Without the pictures, copy all the entries below exactly.

==== Records for the task

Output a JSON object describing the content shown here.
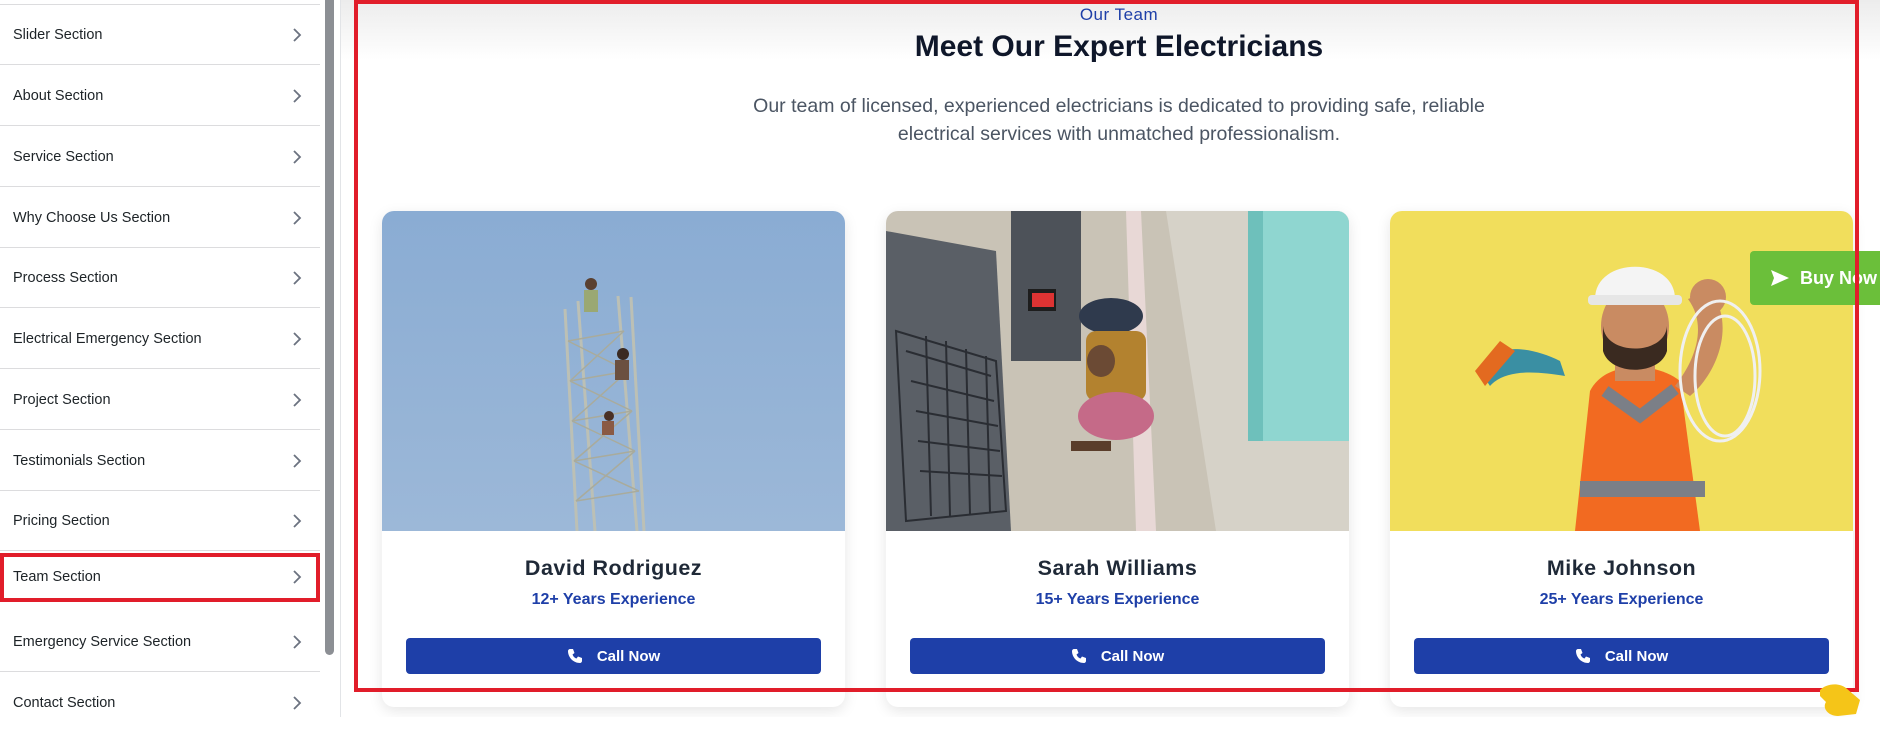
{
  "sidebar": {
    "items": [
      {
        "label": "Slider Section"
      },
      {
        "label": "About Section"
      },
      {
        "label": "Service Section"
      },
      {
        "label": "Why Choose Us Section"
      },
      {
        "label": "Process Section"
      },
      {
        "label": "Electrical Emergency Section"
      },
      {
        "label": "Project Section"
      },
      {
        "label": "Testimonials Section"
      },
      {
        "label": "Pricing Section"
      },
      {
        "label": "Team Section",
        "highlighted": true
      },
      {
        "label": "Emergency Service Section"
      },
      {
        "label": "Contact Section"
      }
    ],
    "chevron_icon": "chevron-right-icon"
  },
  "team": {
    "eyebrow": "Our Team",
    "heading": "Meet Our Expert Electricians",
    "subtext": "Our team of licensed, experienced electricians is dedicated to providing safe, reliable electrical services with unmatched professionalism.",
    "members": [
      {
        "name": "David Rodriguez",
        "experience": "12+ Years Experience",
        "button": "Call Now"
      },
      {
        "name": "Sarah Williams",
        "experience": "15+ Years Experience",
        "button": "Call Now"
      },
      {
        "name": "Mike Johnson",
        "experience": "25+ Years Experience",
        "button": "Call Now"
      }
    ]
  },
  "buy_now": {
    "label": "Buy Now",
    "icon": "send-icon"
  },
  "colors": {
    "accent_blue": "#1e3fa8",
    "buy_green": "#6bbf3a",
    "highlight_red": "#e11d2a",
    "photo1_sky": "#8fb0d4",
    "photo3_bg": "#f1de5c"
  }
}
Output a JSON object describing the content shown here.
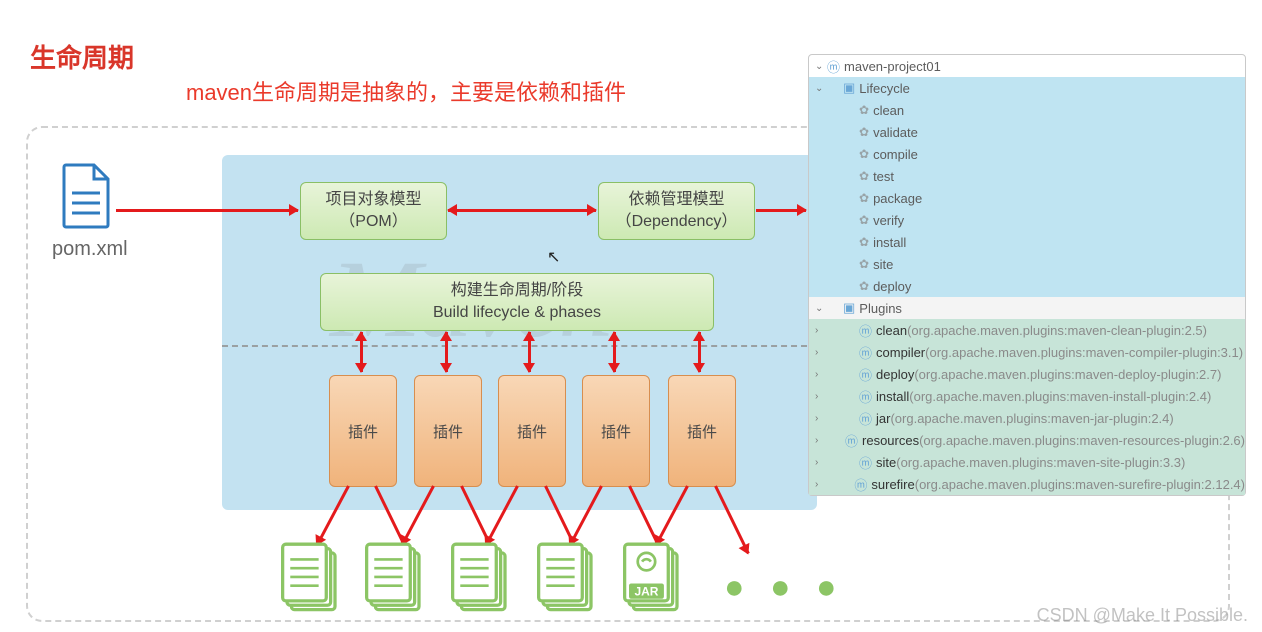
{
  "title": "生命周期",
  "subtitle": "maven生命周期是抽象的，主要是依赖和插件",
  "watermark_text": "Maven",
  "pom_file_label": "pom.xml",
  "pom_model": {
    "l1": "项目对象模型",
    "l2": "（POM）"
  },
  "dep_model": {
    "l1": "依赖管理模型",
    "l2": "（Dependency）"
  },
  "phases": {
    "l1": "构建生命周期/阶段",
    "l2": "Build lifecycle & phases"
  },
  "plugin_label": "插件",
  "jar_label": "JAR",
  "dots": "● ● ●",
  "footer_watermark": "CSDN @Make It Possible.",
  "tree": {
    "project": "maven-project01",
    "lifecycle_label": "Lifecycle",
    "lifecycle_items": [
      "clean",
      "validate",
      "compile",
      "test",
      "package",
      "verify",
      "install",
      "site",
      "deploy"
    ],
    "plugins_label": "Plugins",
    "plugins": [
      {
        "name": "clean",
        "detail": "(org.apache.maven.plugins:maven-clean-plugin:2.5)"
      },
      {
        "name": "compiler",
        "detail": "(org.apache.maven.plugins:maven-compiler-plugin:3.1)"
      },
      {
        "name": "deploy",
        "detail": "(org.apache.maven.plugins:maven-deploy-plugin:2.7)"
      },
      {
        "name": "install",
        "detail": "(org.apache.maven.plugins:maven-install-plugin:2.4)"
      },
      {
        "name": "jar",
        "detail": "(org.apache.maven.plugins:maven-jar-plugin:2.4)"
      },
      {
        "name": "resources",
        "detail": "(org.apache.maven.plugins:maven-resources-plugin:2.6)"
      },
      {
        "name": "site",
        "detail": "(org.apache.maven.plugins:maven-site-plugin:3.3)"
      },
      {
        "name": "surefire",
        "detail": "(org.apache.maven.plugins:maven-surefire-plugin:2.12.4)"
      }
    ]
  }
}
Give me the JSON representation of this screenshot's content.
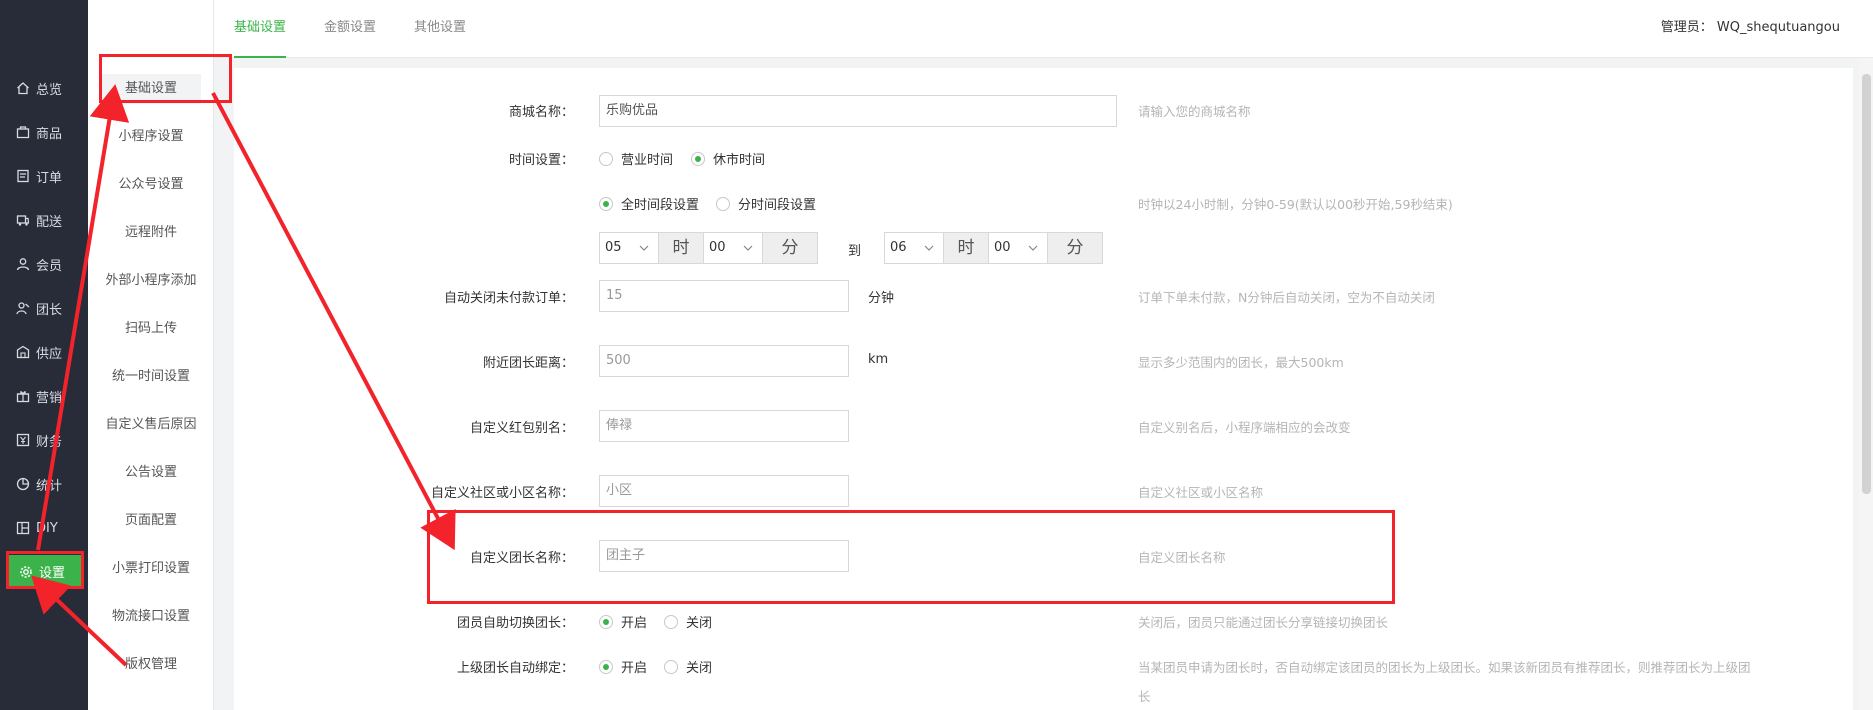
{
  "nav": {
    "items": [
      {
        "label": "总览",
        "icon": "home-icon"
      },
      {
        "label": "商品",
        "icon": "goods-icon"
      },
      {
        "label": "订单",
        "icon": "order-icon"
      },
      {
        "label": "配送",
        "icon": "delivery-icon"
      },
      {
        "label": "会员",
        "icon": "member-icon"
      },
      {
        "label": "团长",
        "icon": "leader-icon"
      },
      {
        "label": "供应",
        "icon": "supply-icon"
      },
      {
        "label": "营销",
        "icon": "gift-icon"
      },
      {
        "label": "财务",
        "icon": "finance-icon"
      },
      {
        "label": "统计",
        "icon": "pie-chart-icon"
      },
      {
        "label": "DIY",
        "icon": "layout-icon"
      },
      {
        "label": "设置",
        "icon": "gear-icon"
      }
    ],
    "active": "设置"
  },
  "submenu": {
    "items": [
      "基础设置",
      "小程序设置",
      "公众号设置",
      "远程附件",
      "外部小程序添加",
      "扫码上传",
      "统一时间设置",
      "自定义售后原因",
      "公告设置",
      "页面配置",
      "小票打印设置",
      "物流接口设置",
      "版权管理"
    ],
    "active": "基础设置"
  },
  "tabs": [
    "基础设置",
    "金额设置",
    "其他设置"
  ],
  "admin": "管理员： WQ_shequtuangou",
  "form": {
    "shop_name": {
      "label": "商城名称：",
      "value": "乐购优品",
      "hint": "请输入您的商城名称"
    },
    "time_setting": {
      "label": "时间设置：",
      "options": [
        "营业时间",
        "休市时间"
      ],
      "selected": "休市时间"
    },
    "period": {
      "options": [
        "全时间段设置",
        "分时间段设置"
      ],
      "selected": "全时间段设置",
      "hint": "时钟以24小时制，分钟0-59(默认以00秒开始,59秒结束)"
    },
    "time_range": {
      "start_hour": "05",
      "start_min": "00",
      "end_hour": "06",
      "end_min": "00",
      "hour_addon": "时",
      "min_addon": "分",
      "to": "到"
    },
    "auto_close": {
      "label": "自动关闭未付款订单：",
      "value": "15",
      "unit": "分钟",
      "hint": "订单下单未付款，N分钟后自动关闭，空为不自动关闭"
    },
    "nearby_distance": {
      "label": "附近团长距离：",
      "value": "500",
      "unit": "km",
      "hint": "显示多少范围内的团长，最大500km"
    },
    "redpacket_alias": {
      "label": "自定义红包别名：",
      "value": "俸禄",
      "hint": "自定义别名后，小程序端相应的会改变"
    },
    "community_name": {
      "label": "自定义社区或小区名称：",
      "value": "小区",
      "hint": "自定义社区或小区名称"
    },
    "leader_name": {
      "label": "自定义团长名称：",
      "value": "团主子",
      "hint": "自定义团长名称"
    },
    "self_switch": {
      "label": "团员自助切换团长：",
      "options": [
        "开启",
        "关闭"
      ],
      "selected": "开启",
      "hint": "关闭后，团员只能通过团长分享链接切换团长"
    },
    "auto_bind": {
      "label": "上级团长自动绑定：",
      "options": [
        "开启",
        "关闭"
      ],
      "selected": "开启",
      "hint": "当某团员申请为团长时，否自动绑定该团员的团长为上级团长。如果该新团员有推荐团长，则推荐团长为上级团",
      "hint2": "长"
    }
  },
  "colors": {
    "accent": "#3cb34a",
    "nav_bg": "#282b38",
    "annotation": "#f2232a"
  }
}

========

● **Response to the task**:
Output a JSON object describing the content shown here.
{
  "sidebar": {
    "items": [
      {
        "label": "Slider Section"
      },
      {
        "label": "About Section"
      },
      {
        "label": "Service Section"
      },
      {
        "label": "Why Choose Us Section"
      },
      {
        "label": "Process Section"
      },
      {
        "label": "Electrical Emergency Section"
      },
      {
        "label": "Project Section"
      },
      {
        "label": "Testimonials Section"
      },
      {
        "label": "Pricing Section"
      },
      {
        "label": "Team Section",
        "highlighted": true
      },
      {
        "label": "Emergency Service Section"
      },
      {
        "label": "Contact Section"
      }
    ],
    "chevron_icon": "chevron-right-icon"
  },
  "team": {
    "eyebrow": "Our Team",
    "heading": "Meet Our Expert Electricians",
    "subtext": "Our team of licensed, experienced electricians is dedicated to providing safe, reliable electrical services with unmatched professionalism.",
    "members": [
      {
        "name": "David Rodriguez",
        "experience": "12+ Years Experience",
        "button": "Call Now"
      },
      {
        "name": "Sarah Williams",
        "experience": "15+ Years Experience",
        "button": "Call Now"
      },
      {
        "name": "Mike Johnson",
        "experience": "25+ Years Experience",
        "button": "Call Now"
      }
    ]
  },
  "buy_now": {
    "label": "Buy Now",
    "icon": "send-icon"
  },
  "colors": {
    "accent_blue": "#1e3fa8",
    "buy_green": "#6bbf3a",
    "highlight_red": "#e11d2a",
    "photo1_sky": "#8fb0d4",
    "photo3_bg": "#f1de5c"
  }
}
Output a JSON object describing the content shown here.
{
  "title": "生命周期",
  "subtitle": "maven生命周期是抽象的，主要是依赖和插件",
  "watermark_text": "Maven",
  "pom_file_label": "pom.xml",
  "pom_model": {
    "l1": "项目对象模型",
    "l2": "（POM）"
  },
  "dep_model": {
    "l1": "依赖管理模型",
    "l2": "（Dependency）"
  },
  "phases": {
    "l1": "构建生命周期/阶段",
    "l2": "Build lifecycle & phases"
  },
  "plugin_label": "插件",
  "jar_label": "JAR",
  "dots": "● ● ●",
  "footer_watermark": "CSDN @Make It Possible.",
  "tree": {
    "project": "maven-project01",
    "lifecycle_label": "Lifecycle",
    "lifecycle_items": [
      "clean",
      "validate",
      "compile",
      "test",
      "package",
      "verify",
      "install",
      "site",
      "deploy"
    ],
    "plugins_label": "Plugins",
    "plugins": [
      {
        "name": "clean",
        "detail": "(org.apache.maven.plugins:maven-clean-plugin:2.5)"
      },
      {
        "name": "compiler",
        "detail": "(org.apache.maven.plugins:maven-compiler-plugin:3.1)"
      },
      {
        "name": "deploy",
        "detail": "(org.apache.maven.plugins:maven-deploy-plugin:2.7)"
      },
      {
        "name": "install",
        "detail": "(org.apache.maven.plugins:maven-install-plugin:2.4)"
      },
      {
        "name": "jar",
        "detail": "(org.apache.maven.plugins:maven-jar-plugin:2.4)"
      },
      {
        "name": "resources",
        "detail": "(org.apache.maven.plugins:maven-resources-plugin:2.6)"
      },
      {
        "name": "site",
        "detail": "(org.apache.maven.plugins:maven-site-plugin:3.3)"
      },
      {
        "name": "surefire",
        "detail": "(org.apache.maven.plugins:maven-surefire-plugin:2.12.4)"
      }
    ]
  }
}
Give me the JSON representation of this screenshot's content.
{
  "nav": {
    "items": [
      {
        "label": "总览",
        "icon": "home-icon"
      },
      {
        "label": "商品",
        "icon": "goods-icon"
      },
      {
        "label": "订单",
        "icon": "order-icon"
      },
      {
        "label": "配送",
        "icon": "delivery-icon"
      },
      {
        "label": "会员",
        "icon": "member-icon"
      },
      {
        "label": "团长",
        "icon": "leader-icon"
      },
      {
        "label": "供应",
        "icon": "supply-icon"
      },
      {
        "label": "营销",
        "icon": "gift-icon"
      },
      {
        "label": "财务",
        "icon": "finance-icon"
      },
      {
        "label": "统计",
        "icon": "pie-chart-icon"
      },
      {
        "label": "DIY",
        "icon": "layout-icon"
      },
      {
        "label": "设置",
        "icon": "gear-icon"
      }
    ],
    "active": "设置"
  },
  "submenu": {
    "items": [
      "基础设置",
      "小程序设置",
      "公众号设置",
      "远程附件",
      "外部小程序添加",
      "扫码上传",
      "统一时间设置",
      "自定义售后原因",
      "公告设置",
      "页面配置",
      "小票打印设置",
      "物流接口设置",
      "版权管理"
    ],
    "active": "基础设置"
  },
  "tabs": [
    "基础设置",
    "金额设置",
    "其他设置"
  ],
  "admin": "管理员： WQ_shequtuangou",
  "form": {
    "shop_name": {
      "label": "商城名称：",
      "value": "乐购优品",
      "hint": "请输入您的商城名称"
    },
    "time_setting": {
      "label": "时间设置：",
      "options": [
        "营业时间",
        "休市时间"
      ],
      "selected": "休市时间"
    },
    "period": {
      "options": [
        "全时间段设置",
        "分时间段设置"
      ],
      "selected": "全时间段设置",
      "hint": "时钟以24小时制，分钟0-59(默认以00秒开始,59秒结束)"
    },
    "time_range": {
      "start_hour": "05",
      "start_min": "00",
      "end_hour": "06",
      "end_min": "00",
      "hour_addon": "时",
      "min_addon": "分",
      "to": "到"
    },
    "auto_close": {
      "label": "自动关闭未付款订单：",
      "value": "15",
      "unit": "分钟",
      "hint": "订单下单未付款，N分钟后自动关闭，空为不自动关闭"
    },
    "nearby_distance": {
      "label": "附近团长距离：",
      "value": "500",
      "unit": "km",
      "hint": "显示多少范围内的团长，最大500km"
    },
    "redpacket_alias": {
      "label": "自定义红包别名：",
      "value": "俸禄",
      "hint": "自定义别名后，小程序端相应的会改变"
    },
    "community_name": {
      "label": "自定义社区或小区名称：",
      "value": "小区",
      "hint": "自定义社区或小区名称"
    },
    "leader_name": {
      "label": "自定义团长名称：",
      "value": "团主子",
      "hint": "自定义团长名称"
    },
    "self_switch": {
      "label": "团员自助切换团长：",
      "options": [
        "开启",
        "关闭"
      ],
      "selected": "开启",
      "hint": "关闭后，团员只能通过团长分享链接切换团长"
    },
    "auto_bind": {
      "label": "上级团长自动绑定：",
      "options": [
        "开启",
        "关闭"
      ],
      "selected": "开启",
      "hint": "当某团员申请为团长时，否自动绑定该团员的团长为上级团长。如果该新团员有推荐团长，则推荐团长为上级团",
      "hint2": "长"
    }
  },
  "colors": {
    "accent": "#3cb34a",
    "nav_bg": "#282b38",
    "annotation": "#f2232a"
  }
}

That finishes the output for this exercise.